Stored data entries
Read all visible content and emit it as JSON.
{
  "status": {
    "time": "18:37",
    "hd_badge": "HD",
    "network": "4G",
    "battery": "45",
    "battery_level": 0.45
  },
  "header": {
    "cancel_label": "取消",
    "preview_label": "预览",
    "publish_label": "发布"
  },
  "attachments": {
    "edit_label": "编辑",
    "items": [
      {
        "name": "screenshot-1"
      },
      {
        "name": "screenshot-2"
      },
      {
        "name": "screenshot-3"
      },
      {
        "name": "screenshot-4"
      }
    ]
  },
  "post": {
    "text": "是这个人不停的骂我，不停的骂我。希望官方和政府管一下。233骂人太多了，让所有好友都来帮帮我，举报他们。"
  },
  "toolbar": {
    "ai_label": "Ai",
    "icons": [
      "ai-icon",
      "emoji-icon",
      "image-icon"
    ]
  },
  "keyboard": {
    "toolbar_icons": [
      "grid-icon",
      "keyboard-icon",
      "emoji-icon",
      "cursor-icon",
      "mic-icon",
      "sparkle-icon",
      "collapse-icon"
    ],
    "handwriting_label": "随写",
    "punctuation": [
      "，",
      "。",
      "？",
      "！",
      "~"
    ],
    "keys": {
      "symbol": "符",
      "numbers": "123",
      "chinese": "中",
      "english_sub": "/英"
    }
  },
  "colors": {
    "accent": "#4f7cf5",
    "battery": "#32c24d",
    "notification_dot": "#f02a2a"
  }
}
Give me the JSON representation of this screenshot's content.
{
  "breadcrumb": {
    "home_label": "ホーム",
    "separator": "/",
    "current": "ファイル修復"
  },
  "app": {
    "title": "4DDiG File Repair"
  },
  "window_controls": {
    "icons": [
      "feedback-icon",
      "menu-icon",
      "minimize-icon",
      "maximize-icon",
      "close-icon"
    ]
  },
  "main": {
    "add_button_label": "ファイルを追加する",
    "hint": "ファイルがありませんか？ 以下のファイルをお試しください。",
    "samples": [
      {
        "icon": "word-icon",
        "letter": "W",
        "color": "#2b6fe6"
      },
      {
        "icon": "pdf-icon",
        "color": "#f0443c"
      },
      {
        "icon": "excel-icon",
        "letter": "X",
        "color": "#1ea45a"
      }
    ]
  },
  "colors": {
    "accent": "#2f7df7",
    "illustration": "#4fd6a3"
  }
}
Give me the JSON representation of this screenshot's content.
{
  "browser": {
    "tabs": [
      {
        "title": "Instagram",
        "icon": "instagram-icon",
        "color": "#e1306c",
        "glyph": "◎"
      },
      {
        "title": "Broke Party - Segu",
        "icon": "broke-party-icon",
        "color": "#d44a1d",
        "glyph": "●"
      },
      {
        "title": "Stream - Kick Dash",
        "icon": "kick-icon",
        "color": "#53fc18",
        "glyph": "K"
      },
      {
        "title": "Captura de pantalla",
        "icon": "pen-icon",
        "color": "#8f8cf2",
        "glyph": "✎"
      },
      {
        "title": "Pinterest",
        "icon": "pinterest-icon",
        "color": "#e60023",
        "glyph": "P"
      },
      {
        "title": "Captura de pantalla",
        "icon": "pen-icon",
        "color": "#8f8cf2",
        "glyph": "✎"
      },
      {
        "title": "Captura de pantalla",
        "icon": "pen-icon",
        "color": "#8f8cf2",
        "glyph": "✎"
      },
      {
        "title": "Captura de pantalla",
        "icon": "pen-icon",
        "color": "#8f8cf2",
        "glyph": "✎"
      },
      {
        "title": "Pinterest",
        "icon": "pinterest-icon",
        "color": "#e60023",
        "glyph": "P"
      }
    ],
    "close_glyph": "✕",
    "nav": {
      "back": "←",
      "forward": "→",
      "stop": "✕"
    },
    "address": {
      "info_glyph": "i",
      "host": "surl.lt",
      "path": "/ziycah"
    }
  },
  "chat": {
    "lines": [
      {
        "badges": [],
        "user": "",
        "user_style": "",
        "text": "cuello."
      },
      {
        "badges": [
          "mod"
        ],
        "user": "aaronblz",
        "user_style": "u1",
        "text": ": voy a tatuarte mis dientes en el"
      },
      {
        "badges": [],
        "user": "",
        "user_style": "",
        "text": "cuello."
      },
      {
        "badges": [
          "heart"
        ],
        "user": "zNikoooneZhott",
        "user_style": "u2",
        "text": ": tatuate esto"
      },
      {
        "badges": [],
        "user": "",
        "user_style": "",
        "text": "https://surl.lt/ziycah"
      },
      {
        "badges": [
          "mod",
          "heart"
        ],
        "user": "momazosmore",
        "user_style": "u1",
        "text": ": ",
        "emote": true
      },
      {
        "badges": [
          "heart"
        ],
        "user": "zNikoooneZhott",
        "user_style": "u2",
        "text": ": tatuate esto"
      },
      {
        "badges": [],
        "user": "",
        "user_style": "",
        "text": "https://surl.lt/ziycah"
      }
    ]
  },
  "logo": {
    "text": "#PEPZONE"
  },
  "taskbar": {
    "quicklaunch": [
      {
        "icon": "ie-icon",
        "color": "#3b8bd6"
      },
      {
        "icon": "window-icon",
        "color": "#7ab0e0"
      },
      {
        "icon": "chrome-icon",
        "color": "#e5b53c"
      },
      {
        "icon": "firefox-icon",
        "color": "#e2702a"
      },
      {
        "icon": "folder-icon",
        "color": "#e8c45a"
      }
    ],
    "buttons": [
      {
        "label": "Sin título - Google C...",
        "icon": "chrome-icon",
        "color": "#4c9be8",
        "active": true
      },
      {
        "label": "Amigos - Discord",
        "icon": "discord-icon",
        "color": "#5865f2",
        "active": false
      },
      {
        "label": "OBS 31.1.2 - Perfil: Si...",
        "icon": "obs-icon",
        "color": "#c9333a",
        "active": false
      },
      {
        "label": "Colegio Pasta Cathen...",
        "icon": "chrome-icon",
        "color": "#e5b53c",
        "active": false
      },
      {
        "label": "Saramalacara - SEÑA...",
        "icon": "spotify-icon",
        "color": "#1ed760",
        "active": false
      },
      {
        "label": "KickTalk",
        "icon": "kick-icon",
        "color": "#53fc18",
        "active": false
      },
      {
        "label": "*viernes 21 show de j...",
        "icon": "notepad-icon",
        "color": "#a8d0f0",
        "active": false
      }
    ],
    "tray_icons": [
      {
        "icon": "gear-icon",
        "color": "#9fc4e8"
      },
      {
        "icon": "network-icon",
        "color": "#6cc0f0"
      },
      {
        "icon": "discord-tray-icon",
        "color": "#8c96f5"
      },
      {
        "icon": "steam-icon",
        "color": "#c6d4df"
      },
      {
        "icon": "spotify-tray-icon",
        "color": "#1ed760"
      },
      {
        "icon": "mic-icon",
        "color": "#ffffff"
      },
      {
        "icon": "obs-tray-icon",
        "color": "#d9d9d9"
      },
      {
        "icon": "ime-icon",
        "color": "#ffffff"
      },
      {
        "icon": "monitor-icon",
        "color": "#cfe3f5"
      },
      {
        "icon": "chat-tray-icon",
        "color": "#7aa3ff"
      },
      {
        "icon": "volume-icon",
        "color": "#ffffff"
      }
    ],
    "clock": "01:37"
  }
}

Task requirements:
Determine how many lines of the listing above hold the word "screenshot". Report that number without anything else.

Result below:
6